Reproduce each of the following records word for word, keeping every line unchanged.

[start]

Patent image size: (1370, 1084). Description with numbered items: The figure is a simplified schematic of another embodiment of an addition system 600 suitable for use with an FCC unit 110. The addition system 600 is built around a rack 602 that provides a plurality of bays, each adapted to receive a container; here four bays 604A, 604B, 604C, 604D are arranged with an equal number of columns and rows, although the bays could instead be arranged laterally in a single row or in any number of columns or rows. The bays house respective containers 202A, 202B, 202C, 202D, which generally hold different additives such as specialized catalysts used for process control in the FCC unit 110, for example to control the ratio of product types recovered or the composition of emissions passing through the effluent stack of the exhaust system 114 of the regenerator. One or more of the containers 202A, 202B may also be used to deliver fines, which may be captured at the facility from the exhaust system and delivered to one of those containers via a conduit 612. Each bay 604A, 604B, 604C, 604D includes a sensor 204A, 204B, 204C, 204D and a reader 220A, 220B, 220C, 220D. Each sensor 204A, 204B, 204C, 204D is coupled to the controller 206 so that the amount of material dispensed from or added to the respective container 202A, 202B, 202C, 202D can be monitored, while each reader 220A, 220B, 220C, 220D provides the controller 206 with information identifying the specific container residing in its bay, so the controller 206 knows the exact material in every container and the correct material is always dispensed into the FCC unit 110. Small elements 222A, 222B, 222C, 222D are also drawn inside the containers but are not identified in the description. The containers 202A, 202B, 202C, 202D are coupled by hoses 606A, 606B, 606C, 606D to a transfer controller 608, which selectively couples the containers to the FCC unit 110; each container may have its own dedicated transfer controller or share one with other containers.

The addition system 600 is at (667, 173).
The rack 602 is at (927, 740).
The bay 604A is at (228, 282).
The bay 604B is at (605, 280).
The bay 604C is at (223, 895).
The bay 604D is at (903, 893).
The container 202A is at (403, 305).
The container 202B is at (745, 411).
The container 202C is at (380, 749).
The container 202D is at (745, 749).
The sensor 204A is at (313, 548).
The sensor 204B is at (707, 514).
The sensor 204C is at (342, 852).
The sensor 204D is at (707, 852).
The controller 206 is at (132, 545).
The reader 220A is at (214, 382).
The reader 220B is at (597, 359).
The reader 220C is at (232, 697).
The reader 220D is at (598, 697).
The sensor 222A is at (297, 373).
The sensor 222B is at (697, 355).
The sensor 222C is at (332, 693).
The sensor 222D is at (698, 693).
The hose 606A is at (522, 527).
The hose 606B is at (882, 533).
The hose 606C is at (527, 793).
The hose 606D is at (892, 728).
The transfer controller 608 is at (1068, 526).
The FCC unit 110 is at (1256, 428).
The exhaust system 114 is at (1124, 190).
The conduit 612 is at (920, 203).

[end]

■ **Complete output**:
Patent image size: (1370, 1084). Description with numbered items: The figure is a simplified schematic of another embodiment of an addition system 600 suitable for use with an FCC unit 110. The addition system 600 is built around a rack 602 that provides a plurality of bays, each adapted to receive a container; here four bays 604A, 604B, 604C, 604D are arranged with an equal number of columns and rows, although the bays could instead be arranged laterally in a single row or in any number of columns or rows. The bays house respective containers 202A, 202B, 202C, 202D, which generally hold different additives such as specialized catalysts used for process control in the FCC unit 110, for example to control the ratio of product types recovered or the composition of emissions passing through the effluent stack of the exhaust system 114 of the regenerator. One or more of the containers 202A, 202B may also be used to deliver fines, which may be captured at the facility from the exhaust system and delivered to one of those containers via a conduit 612. Each bay 604A, 604B, 604C, 604D includes a sensor 204A, 204B, 204C, 204D and a reader 220A, 220B, 220C, 220D. Each sensor 204A, 204B, 204C, 204D is coupled to the controller 206 so that the amount of material dispensed from or added to the respective container 202A, 202B, 202C, 202D can be monitored, while each reader 220A, 220B, 220C, 220D provides the controller 206 with information identifying the specific container residing in its bay, so the controller 206 knows the exact material in every container and the correct material is always dispensed into the FCC unit 110. Small elements 222A, 222B, 222C, 222D are also drawn inside the containers but are not identified in the description. The containers 202A, 202B, 202C, 202D are coupled by hoses 606A, 606B, 606C, 606D to a transfer controller 608, which selectively couples the containers to the FCC unit 110; each container may have its own dedicated transfer controller or share one with other containers.

The addition system 600 is at (667, 173).
The rack 602 is at (927, 740).
The bay 604A is at (228, 282).
The bay 604B is at (605, 280).
The bay 604C is at (223, 895).
The bay 604D is at (903, 893).
The container 202A is at (403, 305).
The container 202B is at (745, 411).
The container 202C is at (380, 749).
The container 202D is at (745, 749).
The sensor 204A is at (313, 548).
The sensor 204B is at (707, 514).
The sensor 204C is at (342, 852).
The sensor 204D is at (707, 852).
The controller 206 is at (132, 545).
The reader 220A is at (214, 382).
The reader 220B is at (597, 359).
The reader 220C is at (232, 697).
The reader 220D is at (598, 697).
The sensor 222A is at (297, 373).
The sensor 222B is at (697, 355).
The sensor 222C is at (332, 693).
The sensor 222D is at (698, 693).
The hose 606A is at (522, 527).
The hose 606B is at (882, 533).
The hose 606C is at (527, 793).
The hose 606D is at (892, 728).
The transfer controller 608 is at (1068, 526).
The FCC unit 110 is at (1256, 428).
The exhaust system 114 is at (1124, 190).
The conduit 612 is at (920, 203).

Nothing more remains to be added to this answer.